Task instructions. Extract the complete listing and repeat it word for word.

Extracted records.
§ §
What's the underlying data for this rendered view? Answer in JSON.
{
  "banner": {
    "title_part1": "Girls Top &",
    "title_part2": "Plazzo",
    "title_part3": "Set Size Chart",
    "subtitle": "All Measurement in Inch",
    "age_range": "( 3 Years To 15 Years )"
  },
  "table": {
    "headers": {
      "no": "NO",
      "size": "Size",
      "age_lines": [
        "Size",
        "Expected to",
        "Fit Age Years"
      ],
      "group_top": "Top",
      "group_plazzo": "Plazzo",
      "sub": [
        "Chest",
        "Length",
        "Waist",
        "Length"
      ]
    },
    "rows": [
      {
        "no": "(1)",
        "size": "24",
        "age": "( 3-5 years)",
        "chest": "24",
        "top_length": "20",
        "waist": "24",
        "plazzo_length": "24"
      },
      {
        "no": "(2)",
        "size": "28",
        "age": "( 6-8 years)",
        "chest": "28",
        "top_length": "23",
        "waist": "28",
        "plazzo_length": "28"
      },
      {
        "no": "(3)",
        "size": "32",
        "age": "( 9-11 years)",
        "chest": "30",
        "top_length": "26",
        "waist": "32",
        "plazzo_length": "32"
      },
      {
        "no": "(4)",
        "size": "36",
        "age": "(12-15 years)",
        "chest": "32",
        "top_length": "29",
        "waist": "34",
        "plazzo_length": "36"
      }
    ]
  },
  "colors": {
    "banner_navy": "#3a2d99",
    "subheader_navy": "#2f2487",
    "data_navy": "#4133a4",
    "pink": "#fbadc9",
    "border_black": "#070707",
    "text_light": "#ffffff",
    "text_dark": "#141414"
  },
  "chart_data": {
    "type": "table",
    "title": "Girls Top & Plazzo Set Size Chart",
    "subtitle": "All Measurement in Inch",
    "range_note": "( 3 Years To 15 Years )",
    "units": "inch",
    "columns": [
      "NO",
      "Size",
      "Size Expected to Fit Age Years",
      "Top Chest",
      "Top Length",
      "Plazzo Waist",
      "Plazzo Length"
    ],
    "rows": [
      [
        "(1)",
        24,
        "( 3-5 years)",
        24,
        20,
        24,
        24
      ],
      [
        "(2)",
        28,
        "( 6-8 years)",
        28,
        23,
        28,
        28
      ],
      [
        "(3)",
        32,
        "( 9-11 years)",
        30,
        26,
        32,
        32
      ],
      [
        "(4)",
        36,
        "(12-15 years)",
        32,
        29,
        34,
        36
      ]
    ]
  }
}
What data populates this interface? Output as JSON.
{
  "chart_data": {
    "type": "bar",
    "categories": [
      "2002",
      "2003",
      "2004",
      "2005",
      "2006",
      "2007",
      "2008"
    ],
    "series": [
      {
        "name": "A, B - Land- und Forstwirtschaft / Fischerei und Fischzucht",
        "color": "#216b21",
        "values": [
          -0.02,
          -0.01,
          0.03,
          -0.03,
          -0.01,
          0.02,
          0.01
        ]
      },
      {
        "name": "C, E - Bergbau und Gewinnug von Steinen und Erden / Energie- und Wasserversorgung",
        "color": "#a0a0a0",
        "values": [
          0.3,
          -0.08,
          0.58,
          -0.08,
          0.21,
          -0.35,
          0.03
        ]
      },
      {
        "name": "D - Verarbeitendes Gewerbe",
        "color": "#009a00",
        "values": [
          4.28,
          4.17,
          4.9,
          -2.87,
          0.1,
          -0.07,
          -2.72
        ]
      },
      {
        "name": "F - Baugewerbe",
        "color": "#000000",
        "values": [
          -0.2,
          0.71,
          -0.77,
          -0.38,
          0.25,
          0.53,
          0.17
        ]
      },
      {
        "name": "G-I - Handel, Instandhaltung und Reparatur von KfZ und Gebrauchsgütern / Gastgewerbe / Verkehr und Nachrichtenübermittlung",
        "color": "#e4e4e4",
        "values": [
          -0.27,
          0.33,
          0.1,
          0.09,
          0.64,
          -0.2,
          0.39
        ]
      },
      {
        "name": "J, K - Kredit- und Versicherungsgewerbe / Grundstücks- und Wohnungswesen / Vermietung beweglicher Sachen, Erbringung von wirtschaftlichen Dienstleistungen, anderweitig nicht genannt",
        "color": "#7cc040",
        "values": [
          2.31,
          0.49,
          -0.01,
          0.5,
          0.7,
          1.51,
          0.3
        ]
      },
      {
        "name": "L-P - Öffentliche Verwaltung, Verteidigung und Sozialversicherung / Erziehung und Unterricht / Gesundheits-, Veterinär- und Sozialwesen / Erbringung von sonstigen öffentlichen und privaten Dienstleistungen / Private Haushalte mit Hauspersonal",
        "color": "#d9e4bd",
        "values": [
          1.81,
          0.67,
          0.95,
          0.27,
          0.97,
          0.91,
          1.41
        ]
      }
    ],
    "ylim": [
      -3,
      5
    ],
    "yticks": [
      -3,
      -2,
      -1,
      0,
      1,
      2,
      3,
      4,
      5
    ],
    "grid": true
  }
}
§ §
Exercise solution.
What's the underlying data for this rendered view? Answer in JSON.
{
  "banner": {
    "title_part1": "Girls Top &",
    "title_part2": "Plazzo",
    "title_part3": "Set Size Chart",
    "subtitle": "All Measurement in Inch",
    "age_range": "( 3 Years To 15 Years )"
  },
  "table": {
    "headers": {
      "no": "NO",
      "size": "Size",
      "age_lines": [
        "Size",
        "Expected to",
        "Fit Age Years"
      ],
      "group_top": "Top",
      "group_plazzo": "Plazzo",
      "sub": [
        "Chest",
        "Length",
        "Waist",
        "Length"
      ]
    },
    "rows": [
      {
        "no": "(1)",
        "size": "24",
        "age": "( 3-5 years)",
        "chest": "24",
        "top_length": "20",
        "waist": "24",
        "plazzo_length": "24"
      },
      {
        "no": "(2)",
        "size": "28",
        "age": "( 6-8 years)",
        "chest": "28",
        "top_length": "23",
        "waist": "28",
        "plazzo_length": "28"
      },
      {
        "no": "(3)",
        "size": "32",
        "age": "( 9-11 years)",
        "chest": "30",
        "top_length": "26",
        "waist": "32",
        "plazzo_length": "32"
      },
      {
        "no": "(4)",
        "size": "36",
        "age": "(12-15 years)",
        "chest": "32",
        "top_length": "29",
        "waist": "34",
        "plazzo_length": "36"
      }
    ]
  },
  "colors": {
    "banner_navy": "#3a2d99",
    "subheader_navy": "#2f2487",
    "data_navy": "#4133a4",
    "pink": "#fbadc9",
    "border_black": "#070707",
    "text_light": "#ffffff",
    "text_dark": "#141414"
  },
  "chart_data": {
    "type": "table",
    "title": "Girls Top & Plazzo Set Size Chart",
    "subtitle": "All Measurement in Inch",
    "range_note": "( 3 Years To 15 Years )",
    "units": "inch",
    "columns": [
      "NO",
      "Size",
      "Size Expected to Fit Age Years",
      "Top Chest",
      "Top Length",
      "Plazzo Waist",
      "Plazzo Length"
    ],
    "rows": [
      [
        "(1)",
        24,
        "( 3-5 years)",
        24,
        20,
        24,
        24
      ],
      [
        "(2)",
        28,
        "( 6-8 years)",
        28,
        23,
        28,
        28
      ],
      [
        "(3)",
        32,
        "( 9-11 years)",
        30,
        26,
        32,
        32
      ],
      [
        "(4)",
        36,
        "(12-15 years)",
        32,
        29,
        34,
        36
      ]
    ]
  }
}
What data populates this interface? Output as JSON.
{
  "chart_data": {
    "type": "bar",
    "categories": [
      "2002",
      "2003",
      "2004",
      "2005",
      "2006",
      "2007",
      "2008"
    ],
    "series": [
      {
        "name": "A, B - Land- und Forstwirtschaft / Fischerei und Fischzucht",
        "color": "#216b21",
        "values": [
          -0.02,
          -0.01,
          0.03,
          -0.03,
          -0.01,
          0.02,
          0.01
        ]
      },
      {
        "name": "C, E - Bergbau und Gewinnug von Steinen und Erden / Energie- und Wasserversorgung",
        "color": "#a0a0a0",
        "values": [
          0.3,
          -0.08,
          0.58,
          -0.08,
          0.21,
          -0.35,
          0.03
        ]
      },
      {
        "name": "D - Verarbeitendes Gewerbe",
        "color": "#009a00",
        "values": [
          4.28,
          4.17,
          4.9,
          -2.87,
          0.1,
          -0.07,
          -2.72
        ]
      },
      {
        "name": "F - Baugewerbe",
        "color": "#000000",
        "values": [
          -0.2,
          0.71,
          -0.77,
          -0.38,
          0.25,
          0.53,
          0.17
        ]
      },
      {
        "name": "G-I - Handel, Instandhaltung und Reparatur von KfZ und Gebrauchsgütern / Gastgewerbe / Verkehr und Nachrichtenübermittlung",
        "color": "#e4e4e4",
        "values": [
          -0.27,
          0.33,
          0.1,
          0.09,
          0.64,
          -0.2,
          0.39
        ]
      },
      {
        "name": "J, K - Kredit- und Versicherungsgewerbe / Grundstücks- und Wohnungswesen / Vermietung beweglicher Sachen, Erbringung von wirtschaftlichen Dienstleistungen, anderweitig nicht genannt",
        "color": "#7cc040",
        "values": [
          2.31,
          0.49,
          -0.01,
          0.5,
          0.7,
          1.51,
          0.3
        ]
      },
      {
        "name": "L-P - Öffentliche Verwaltung, Verteidigung und Sozialversicherung / Erziehung und Unterricht / Gesundheits-, Veterinär- und Sozialwesen / Erbringung von sonstigen öffentlichen und privaten Dienstleistungen / Private Haushalte mit Hauspersonal",
        "color": "#d9e4bd",
        "values": [
          1.81,
          0.67,
          0.95,
          0.27,
          0.97,
          0.91,
          1.41
        ]
      }
    ],
    "ylim": [
      -3,
      5
    ],
    "yticks": [
      -3,
      -2,
      -1,
      0,
      1,
      2,
      3,
      4,
      5
    ],
    "grid": true
  }
}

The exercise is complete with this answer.